--- start of RECORDS SUPPLIED ---

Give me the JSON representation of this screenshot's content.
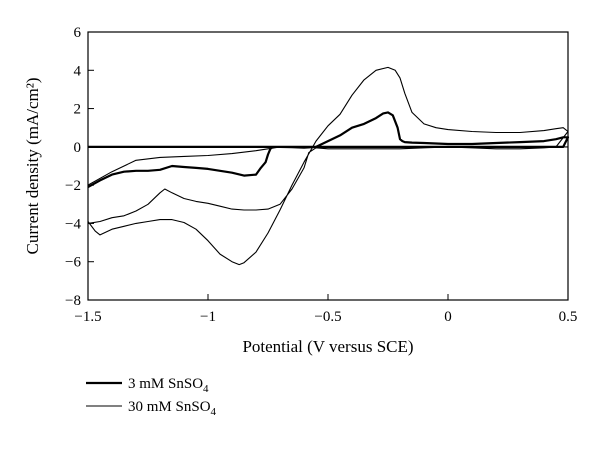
{
  "chart_data": {
    "type": "line",
    "title": "",
    "xlabel": "Potential (V versus SCE)",
    "ylabel": "Current density (mA/cm²)",
    "xlim": [
      -1.5,
      0.5
    ],
    "ylim": [
      -8,
      6
    ],
    "x_ticks": [
      -1.5,
      -1,
      -0.5,
      0,
      0.5
    ],
    "x_tick_labels": [
      "−1.5",
      "−1",
      "−0.5",
      "0",
      "0.5"
    ],
    "y_ticks": [
      -8,
      -6,
      -4,
      -2,
      0,
      2,
      4,
      6
    ],
    "y_tick_labels": [
      "−8",
      "−6",
      "−4",
      "−2",
      "0",
      "2",
      "4",
      "6"
    ],
    "grid": false,
    "legend_position": "bottom-left, below plot",
    "series": [
      {
        "name": "3 mM SnSO4",
        "legend_main": "3 mM SnSO",
        "legend_sub": "4",
        "line_width": "thick",
        "color": "#000000",
        "x": [
          -1.5,
          -1.45,
          -1.4,
          -1.35,
          -1.3,
          -1.25,
          -1.2,
          -1.15,
          -1.1,
          -1.05,
          -1.0,
          -0.95,
          -0.9,
          -0.85,
          -0.8,
          -0.78,
          -0.76,
          -0.75,
          -0.74,
          -0.73,
          -0.7,
          -0.65,
          -0.6,
          -0.55,
          -0.5,
          -0.45,
          -0.4,
          -0.35,
          -0.3,
          -0.27,
          -0.25,
          -0.23,
          -0.21,
          -0.2,
          -0.19,
          -0.18,
          -0.15,
          -0.1,
          0.0,
          0.1,
          0.2,
          0.3,
          0.4,
          0.45,
          0.48,
          0.5,
          0.48,
          0.4,
          0.3,
          0.2,
          0.0,
          -0.2,
          -0.4,
          -0.6,
          -0.8,
          -1.0,
          -1.2,
          -1.4,
          -1.5
        ],
        "y": [
          -2.1,
          -1.75,
          -1.45,
          -1.3,
          -1.25,
          -1.25,
          -1.2,
          -1.0,
          -1.05,
          -1.1,
          -1.15,
          -1.25,
          -1.35,
          -1.5,
          -1.45,
          -1.1,
          -0.8,
          -0.4,
          -0.1,
          0.0,
          0.0,
          -0.02,
          -0.04,
          0.0,
          0.3,
          0.6,
          1.0,
          1.2,
          1.5,
          1.75,
          1.8,
          1.65,
          1.0,
          0.4,
          0.3,
          0.25,
          0.22,
          0.2,
          0.15,
          0.15,
          0.2,
          0.25,
          0.3,
          0.4,
          0.5,
          0.5,
          0.0,
          0.0,
          0.0,
          0.0,
          0.0,
          0.0,
          0.0,
          0.0,
          0.0,
          0.0,
          0.0,
          0.0,
          0.0
        ]
      },
      {
        "name": "30 mM SnSO4",
        "legend_main": "30 mM SnSO",
        "legend_sub": "4",
        "line_width": "thin",
        "color": "#000000",
        "x": [
          -1.5,
          -1.47,
          -1.45,
          -1.4,
          -1.35,
          -1.3,
          -1.25,
          -1.2,
          -1.15,
          -1.1,
          -1.05,
          -1.0,
          -0.95,
          -0.9,
          -0.87,
          -0.85,
          -0.8,
          -0.75,
          -0.7,
          -0.65,
          -0.6,
          -0.55,
          -0.5,
          -0.45,
          -0.4,
          -0.35,
          -0.3,
          -0.25,
          -0.22,
          -0.2,
          -0.18,
          -0.15,
          -0.1,
          -0.05,
          0.0,
          0.1,
          0.2,
          0.3,
          0.4,
          0.45,
          0.48,
          0.5,
          0.45,
          0.4,
          0.3,
          0.2,
          0.1,
          0.0,
          -0.1,
          -0.2,
          -0.3,
          -0.4,
          -0.5,
          -0.55,
          -0.58,
          -0.6,
          -0.65,
          -0.7,
          -0.75,
          -0.8,
          -0.85,
          -0.9,
          -0.95,
          -1.0,
          -1.05,
          -1.1,
          -1.15,
          -1.18,
          -1.2,
          -1.25,
          -1.3,
          -1.35,
          -1.4,
          -1.45,
          -1.5
        ],
        "y": [
          -3.9,
          -4.4,
          -4.6,
          -4.3,
          -4.15,
          -4.0,
          -3.9,
          -3.8,
          -3.8,
          -3.95,
          -4.3,
          -4.9,
          -5.6,
          -6.0,
          -6.15,
          -6.05,
          -5.5,
          -4.5,
          -3.3,
          -2.0,
          -0.8,
          0.3,
          1.1,
          1.7,
          2.7,
          3.5,
          4.0,
          4.15,
          4.0,
          3.6,
          2.8,
          1.8,
          1.2,
          1.0,
          0.9,
          0.8,
          0.75,
          0.75,
          0.85,
          0.95,
          1.0,
          0.8,
          0.0,
          -0.05,
          -0.1,
          -0.1,
          -0.05,
          0.0,
          -0.05,
          -0.1,
          -0.1,
          -0.1,
          -0.1,
          -0.05,
          -0.3,
          -1.1,
          -2.2,
          -3.0,
          -3.25,
          -3.3,
          -3.3,
          -3.25,
          -3.1,
          -2.95,
          -2.85,
          -2.7,
          -2.4,
          -2.2,
          -2.4,
          -3.0,
          -3.35,
          -3.6,
          -3.7,
          -3.9,
          -4.0
        ]
      },
      {
        "name": "",
        "line_width": "thin",
        "color": "#000000",
        "x": [
          -1.5,
          0.5
        ],
        "y": [
          0.0,
          0.0
        ]
      },
      {
        "name": "",
        "line_width": "thin",
        "color": "#000000",
        "x": [
          -1.5,
          -1.4,
          -1.3,
          -1.2,
          -1.1,
          -1.0,
          -0.9,
          -0.8,
          -0.75,
          -0.7
        ],
        "y": [
          -2.0,
          -1.3,
          -0.7,
          -0.55,
          -0.5,
          -0.45,
          -0.35,
          -0.2,
          -0.1,
          0.0
        ]
      }
    ]
  }
}
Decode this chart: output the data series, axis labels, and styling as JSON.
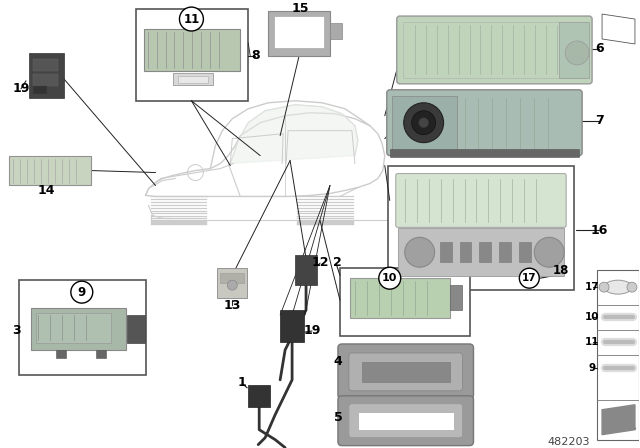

--- end of RECORDS SUPPLIED ---

Write the listing above out again exactly, dropping each image.

# RESPONSE:
Give me the JSON representation of this screenshot's content.
{
  "chart_data": {
    "type": "line",
    "title": "",
    "xlabel": "Potential (V versus SCE)",
    "ylabel": "Current density (mA/cm²)",
    "xlim": [
      -1.5,
      0.5
    ],
    "ylim": [
      -8,
      6
    ],
    "x_ticks": [
      -1.5,
      -1,
      -0.5,
      0,
      0.5
    ],
    "x_tick_labels": [
      "−1.5",
      "−1",
      "−0.5",
      "0",
      "0.5"
    ],
    "y_ticks": [
      -8,
      -6,
      -4,
      -2,
      0,
      2,
      4,
      6
    ],
    "y_tick_labels": [
      "−8",
      "−6",
      "−4",
      "−2",
      "0",
      "2",
      "4",
      "6"
    ],
    "grid": false,
    "legend_position": "bottom-left, below plot",
    "series": [
      {
        "name": "3 mM SnSO4",
        "legend_main": "3 mM SnSO",
        "legend_sub": "4",
        "line_width": "thick",
        "color": "#000000",
        "x": [
          -1.5,
          -1.45,
          -1.4,
          -1.35,
          -1.3,
          -1.25,
          -1.2,
          -1.15,
          -1.1,
          -1.05,
          -1.0,
          -0.95,
          -0.9,
          -0.85,
          -0.8,
          -0.78,
          -0.76,
          -0.75,
          -0.74,
          -0.73,
          -0.7,
          -0.65,
          -0.6,
          -0.55,
          -0.5,
          -0.45,
          -0.4,
          -0.35,
          -0.3,
          -0.27,
          -0.25,
          -0.23,
          -0.21,
          -0.2,
          -0.19,
          -0.18,
          -0.15,
          -0.1,
          0.0,
          0.1,
          0.2,
          0.3,
          0.4,
          0.45,
          0.48,
          0.5,
          0.48,
          0.4,
          0.3,
          0.2,
          0.0,
          -0.2,
          -0.4,
          -0.6,
          -0.8,
          -1.0,
          -1.2,
          -1.4,
          -1.5
        ],
        "y": [
          -2.1,
          -1.75,
          -1.45,
          -1.3,
          -1.25,
          -1.25,
          -1.2,
          -1.0,
          -1.05,
          -1.1,
          -1.15,
          -1.25,
          -1.35,
          -1.5,
          -1.45,
          -1.1,
          -0.8,
          -0.4,
          -0.1,
          0.0,
          0.0,
          -0.02,
          -0.04,
          0.0,
          0.3,
          0.6,
          1.0,
          1.2,
          1.5,
          1.75,
          1.8,
          1.65,
          1.0,
          0.4,
          0.3,
          0.25,
          0.22,
          0.2,
          0.15,
          0.15,
          0.2,
          0.25,
          0.3,
          0.4,
          0.5,
          0.5,
          0.0,
          0.0,
          0.0,
          0.0,
          0.0,
          0.0,
          0.0,
          0.0,
          0.0,
          0.0,
          0.0,
          0.0,
          0.0
        ]
      },
      {
        "name": "30 mM SnSO4",
        "legend_main": "30 mM SnSO",
        "legend_sub": "4",
        "line_width": "thin",
        "color": "#000000",
        "x": [
          -1.5,
          -1.47,
          -1.45,
          -1.4,
          -1.35,
          -1.3,
          -1.25,
          -1.2,
          -1.15,
          -1.1,
          -1.05,
          -1.0,
          -0.95,
          -0.9,
          -0.87,
          -0.85,
          -0.8,
          -0.75,
          -0.7,
          -0.65,
          -0.6,
          -0.55,
          -0.5,
          -0.45,
          -0.4,
          -0.35,
          -0.3,
          -0.25,
          -0.22,
          -0.2,
          -0.18,
          -0.15,
          -0.1,
          -0.05,
          0.0,
          0.1,
          0.2,
          0.3,
          0.4,
          0.45,
          0.48,
          0.5,
          0.45,
          0.4,
          0.3,
          0.2,
          0.1,
          0.0,
          -0.1,
          -0.2,
          -0.3,
          -0.4,
          -0.5,
          -0.55,
          -0.58,
          -0.6,
          -0.65,
          -0.7,
          -0.75,
          -0.8,
          -0.85,
          -0.9,
          -0.95,
          -1.0,
          -1.05,
          -1.1,
          -1.15,
          -1.18,
          -1.2,
          -1.25,
          -1.3,
          -1.35,
          -1.4,
          -1.45,
          -1.5
        ],
        "y": [
          -3.9,
          -4.4,
          -4.6,
          -4.3,
          -4.15,
          -4.0,
          -3.9,
          -3.8,
          -3.8,
          -3.95,
          -4.3,
          -4.9,
          -5.6,
          -6.0,
          -6.15,
          -6.05,
          -5.5,
          -4.5,
          -3.3,
          -2.0,
          -0.8,
          0.3,
          1.1,
          1.7,
          2.7,
          3.5,
          4.0,
          4.15,
          4.0,
          3.6,
          2.8,
          1.8,
          1.2,
          1.0,
          0.9,
          0.8,
          0.75,
          0.75,
          0.85,
          0.95,
          1.0,
          0.8,
          0.0,
          -0.05,
          -0.1,
          -0.1,
          -0.05,
          0.0,
          -0.05,
          -0.1,
          -0.1,
          -0.1,
          -0.1,
          -0.05,
          -0.3,
          -1.1,
          -2.2,
          -3.0,
          -3.25,
          -3.3,
          -3.3,
          -3.25,
          -3.1,
          -2.95,
          -2.85,
          -2.7,
          -2.4,
          -2.2,
          -2.4,
          -3.0,
          -3.35,
          -3.6,
          -3.7,
          -3.9,
          -4.0
        ]
      },
      {
        "name": "",
        "line_width": "thin",
        "color": "#000000",
        "x": [
          -1.5,
          0.5
        ],
        "y": [
          0.0,
          0.0
        ]
      },
      {
        "name": "",
        "line_width": "thin",
        "color": "#000000",
        "x": [
          -1.5,
          -1.4,
          -1.3,
          -1.2,
          -1.1,
          -1.0,
          -0.9,
          -0.8,
          -0.75,
          -0.7
        ],
        "y": [
          -2.0,
          -1.3,
          -0.7,
          -0.55,
          -0.5,
          -0.45,
          -0.35,
          -0.2,
          -0.1,
          0.0
        ]
      }
    ]
  }
}
Decode this chart: output the data series, axis labels, and styling as JSON.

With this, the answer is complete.